**BRIEF**: Restate the data word for word and leave the images out.

--- start ---

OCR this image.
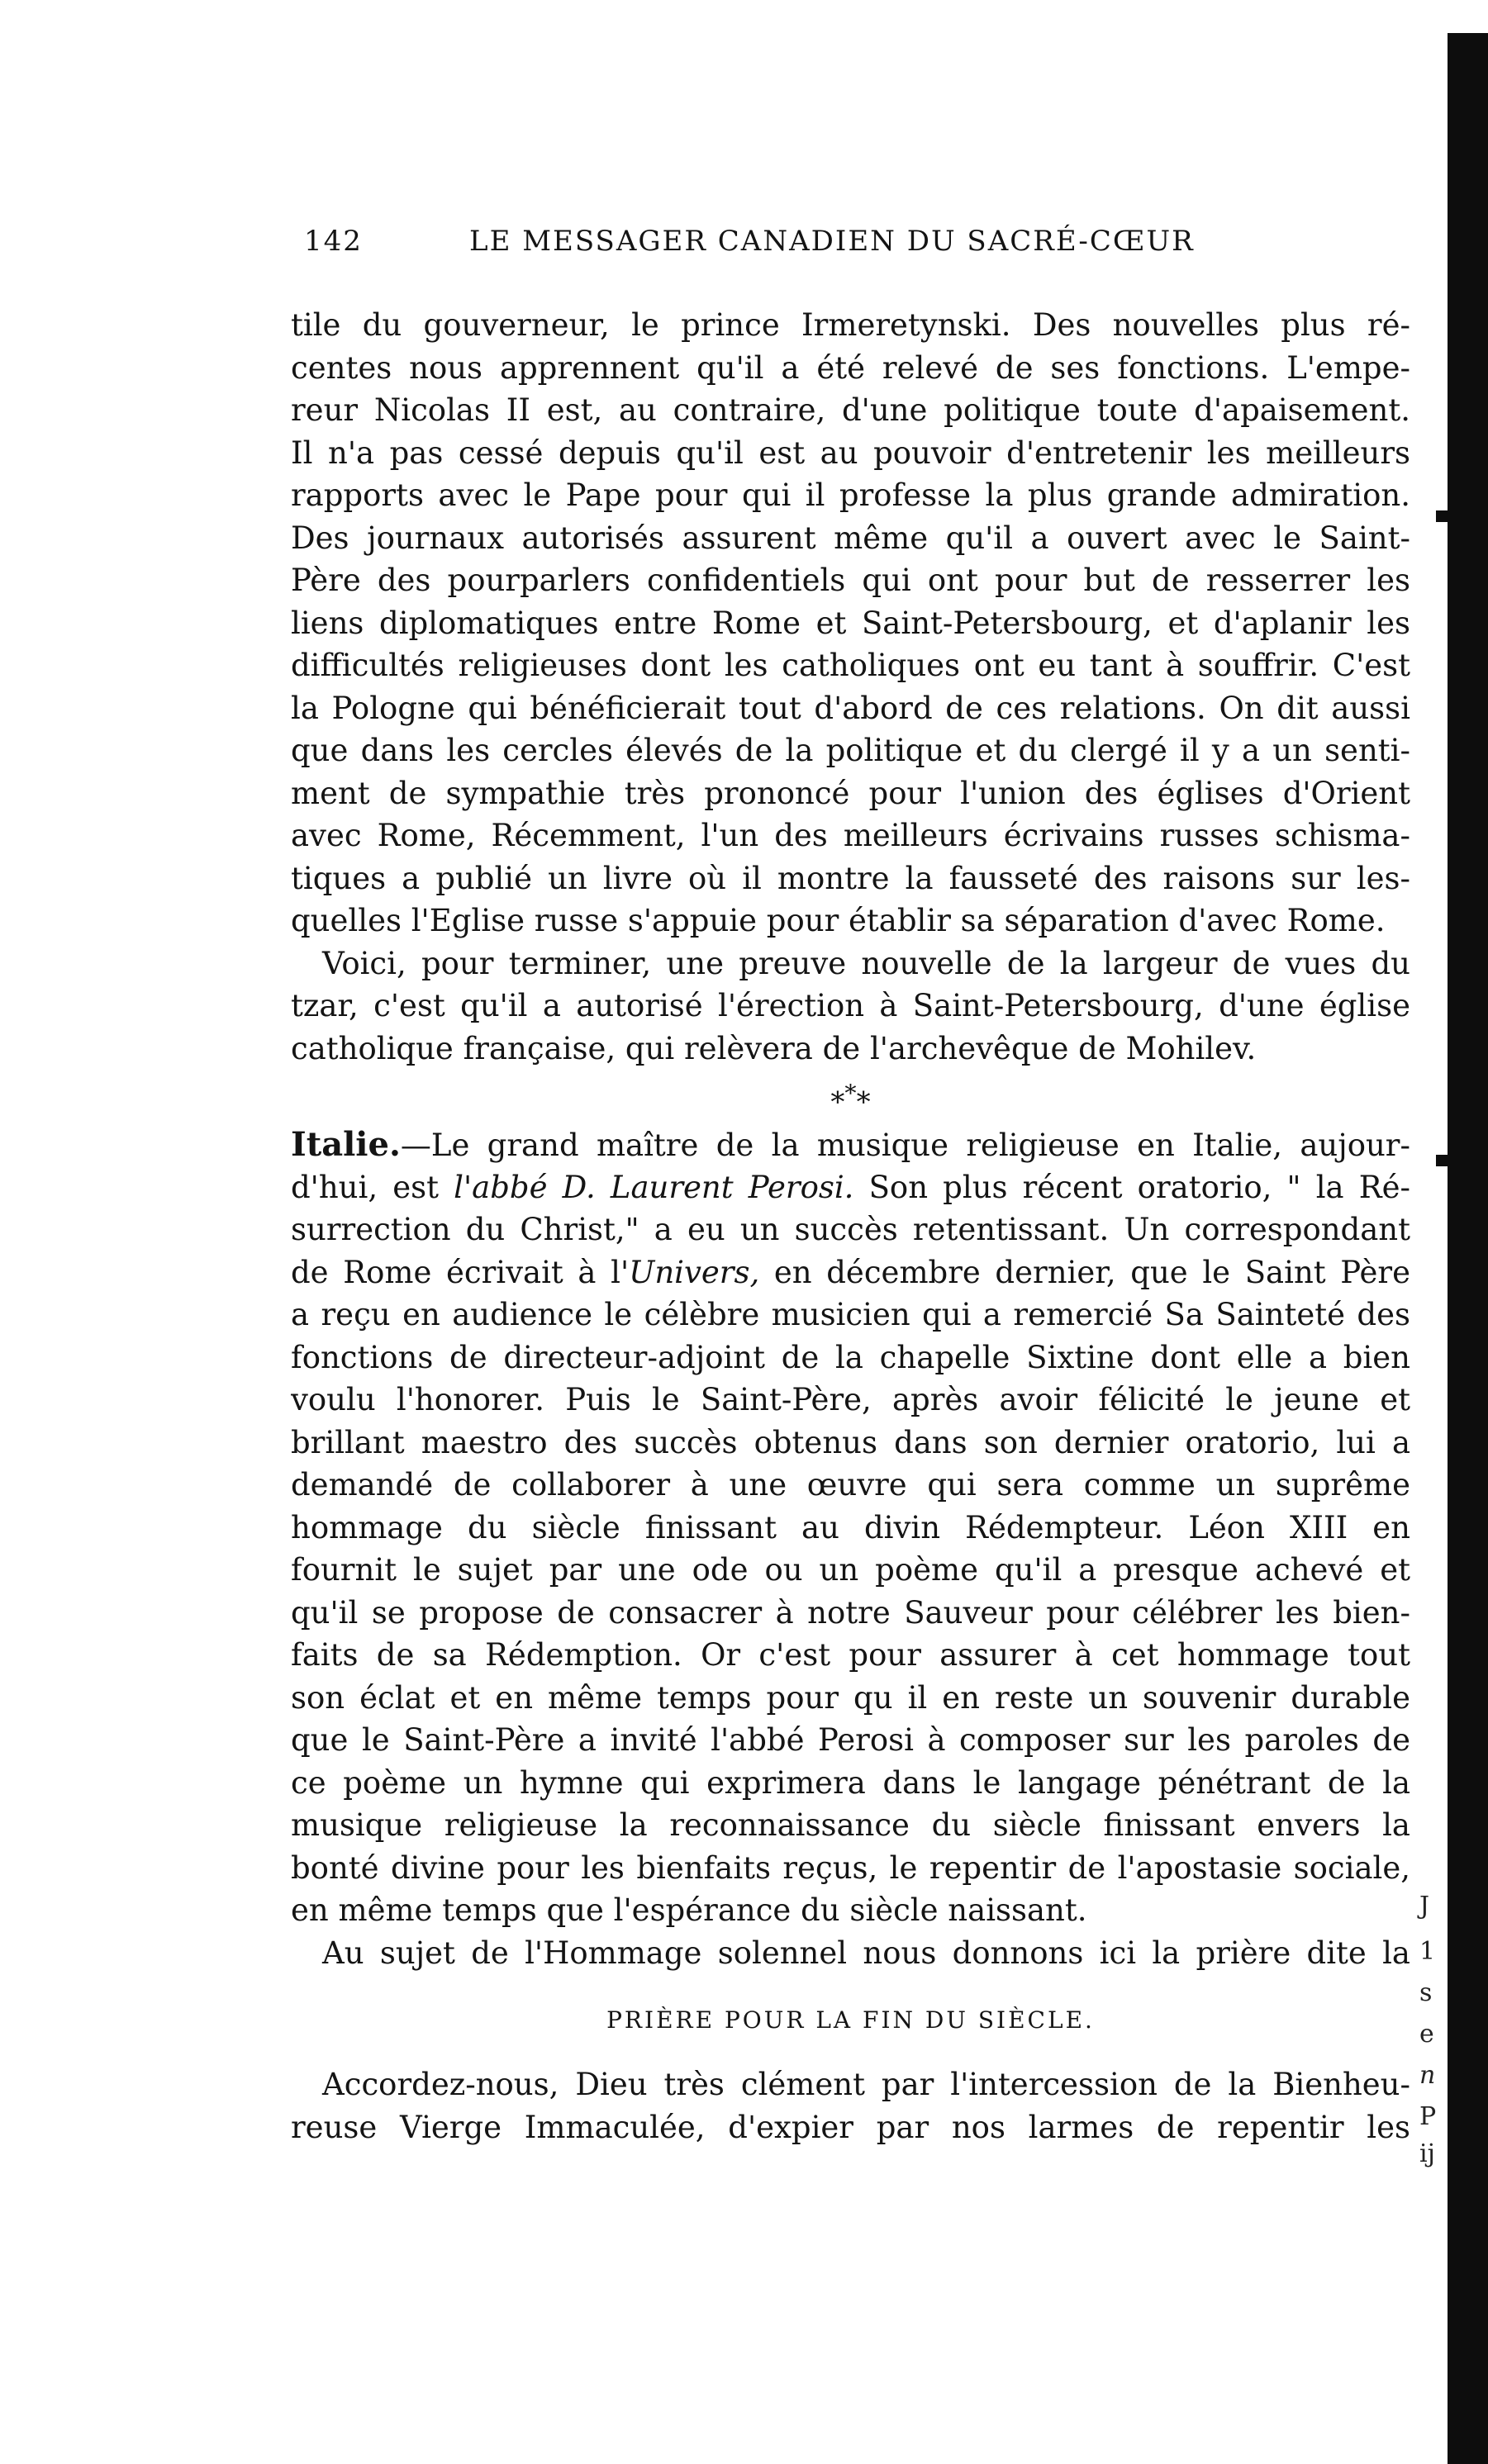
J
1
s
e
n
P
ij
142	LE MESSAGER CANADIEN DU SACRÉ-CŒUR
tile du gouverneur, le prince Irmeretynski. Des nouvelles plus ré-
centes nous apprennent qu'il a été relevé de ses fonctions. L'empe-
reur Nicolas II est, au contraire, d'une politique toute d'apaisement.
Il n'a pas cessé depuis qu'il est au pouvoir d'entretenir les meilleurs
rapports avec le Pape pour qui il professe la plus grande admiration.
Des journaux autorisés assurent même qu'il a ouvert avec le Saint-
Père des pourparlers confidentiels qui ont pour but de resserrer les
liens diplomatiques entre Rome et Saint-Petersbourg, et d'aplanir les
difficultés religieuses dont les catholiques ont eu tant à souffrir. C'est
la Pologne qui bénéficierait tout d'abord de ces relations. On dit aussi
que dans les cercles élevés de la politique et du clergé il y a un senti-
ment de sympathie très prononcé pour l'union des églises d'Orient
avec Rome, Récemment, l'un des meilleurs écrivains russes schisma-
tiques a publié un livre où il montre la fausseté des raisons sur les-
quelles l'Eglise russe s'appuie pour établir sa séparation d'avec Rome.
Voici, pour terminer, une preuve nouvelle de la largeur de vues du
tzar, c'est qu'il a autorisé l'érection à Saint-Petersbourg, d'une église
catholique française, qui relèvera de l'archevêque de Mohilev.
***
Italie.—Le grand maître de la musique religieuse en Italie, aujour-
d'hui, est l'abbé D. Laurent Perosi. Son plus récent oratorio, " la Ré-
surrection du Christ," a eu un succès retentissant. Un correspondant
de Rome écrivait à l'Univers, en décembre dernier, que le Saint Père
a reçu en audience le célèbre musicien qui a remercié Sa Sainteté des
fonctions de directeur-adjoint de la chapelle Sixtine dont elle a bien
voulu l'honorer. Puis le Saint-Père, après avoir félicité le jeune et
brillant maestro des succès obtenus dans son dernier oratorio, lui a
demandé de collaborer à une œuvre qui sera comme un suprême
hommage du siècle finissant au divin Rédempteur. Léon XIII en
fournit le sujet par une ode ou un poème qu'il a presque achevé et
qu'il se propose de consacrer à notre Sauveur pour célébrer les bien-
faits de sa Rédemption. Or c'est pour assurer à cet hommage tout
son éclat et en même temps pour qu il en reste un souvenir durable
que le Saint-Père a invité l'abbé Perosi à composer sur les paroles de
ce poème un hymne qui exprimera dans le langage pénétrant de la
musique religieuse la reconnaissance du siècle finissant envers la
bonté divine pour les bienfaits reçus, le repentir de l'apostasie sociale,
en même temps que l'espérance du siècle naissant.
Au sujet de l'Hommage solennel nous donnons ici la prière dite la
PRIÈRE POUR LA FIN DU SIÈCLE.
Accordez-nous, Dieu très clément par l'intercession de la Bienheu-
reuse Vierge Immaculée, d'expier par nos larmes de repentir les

--- end ---

**RESULT FOR THIS EXERCISE**:
OCR this image.
J
1
s
e
n
P
ij
142	LE MESSAGER CANADIEN DU SACRÉ-CŒUR
tile du gouverneur, le prince Irmeretynski. Des nouvelles plus ré-
centes nous apprennent qu'il a été relevé de ses fonctions. L'empe-
reur Nicolas II est, au contraire, d'une politique toute d'apaisement.
Il n'a pas cessé depuis qu'il est au pouvoir d'entretenir les meilleurs
rapports avec le Pape pour qui il professe la plus grande admiration.
Des journaux autorisés assurent même qu'il a ouvert avec le Saint-
Père des pourparlers confidentiels qui ont pour but de resserrer les
liens diplomatiques entre Rome et Saint-Petersbourg, et d'aplanir les
difficultés religieuses dont les catholiques ont eu tant à souffrir. C'est
la Pologne qui bénéficierait tout d'abord de ces relations. On dit aussi
que dans les cercles élevés de la politique et du clergé il y a un senti-
ment de sympathie très prononcé pour l'union des églises d'Orient
avec Rome, Récemment, l'un des meilleurs écrivains russes schisma-
tiques a publié un livre où il montre la fausseté des raisons sur les-
quelles l'Eglise russe s'appuie pour établir sa séparation d'avec Rome.
Voici, pour terminer, une preuve nouvelle de la largeur de vues du
tzar, c'est qu'il a autorisé l'érection à Saint-Petersbourg, d'une église
catholique française, qui relèvera de l'archevêque de Mohilev.
***
Italie.—Le grand maître de la musique religieuse en Italie, aujour-
d'hui, est l'abbé D. Laurent Perosi. Son plus récent oratorio, " la Ré-
surrection du Christ," a eu un succès retentissant. Un correspondant
de Rome écrivait à l'Univers, en décembre dernier, que le Saint Père
a reçu en audience le célèbre musicien qui a remercié Sa Sainteté des
fonctions de directeur-adjoint de la chapelle Sixtine dont elle a bien
voulu l'honorer. Puis le Saint-Père, après avoir félicité le jeune et
brillant maestro des succès obtenus dans son dernier oratorio, lui a
demandé de collaborer à une œuvre qui sera comme un suprême
hommage du siècle finissant au divin Rédempteur. Léon XIII en
fournit le sujet par une ode ou un poème qu'il a presque achevé et
qu'il se propose de consacrer à notre Sauveur pour célébrer les bien-
faits de sa Rédemption. Or c'est pour assurer à cet hommage tout
son éclat et en même temps pour qu il en reste un souvenir durable
que le Saint-Père a invité l'abbé Perosi à composer sur les paroles de
ce poème un hymne qui exprimera dans le langage pénétrant de la
musique religieuse la reconnaissance du siècle finissant envers la
bonté divine pour les bienfaits reçus, le repentir de l'apostasie sociale,
en même temps que l'espérance du siècle naissant.
Au sujet de l'Hommage solennel nous donnons ici la prière dite la
PRIÈRE POUR LA FIN DU SIÈCLE.
Accordez-nous, Dieu très clément par l'intercession de la Bienheu-
reuse Vierge Immaculée, d'expier par nos larmes de repentir les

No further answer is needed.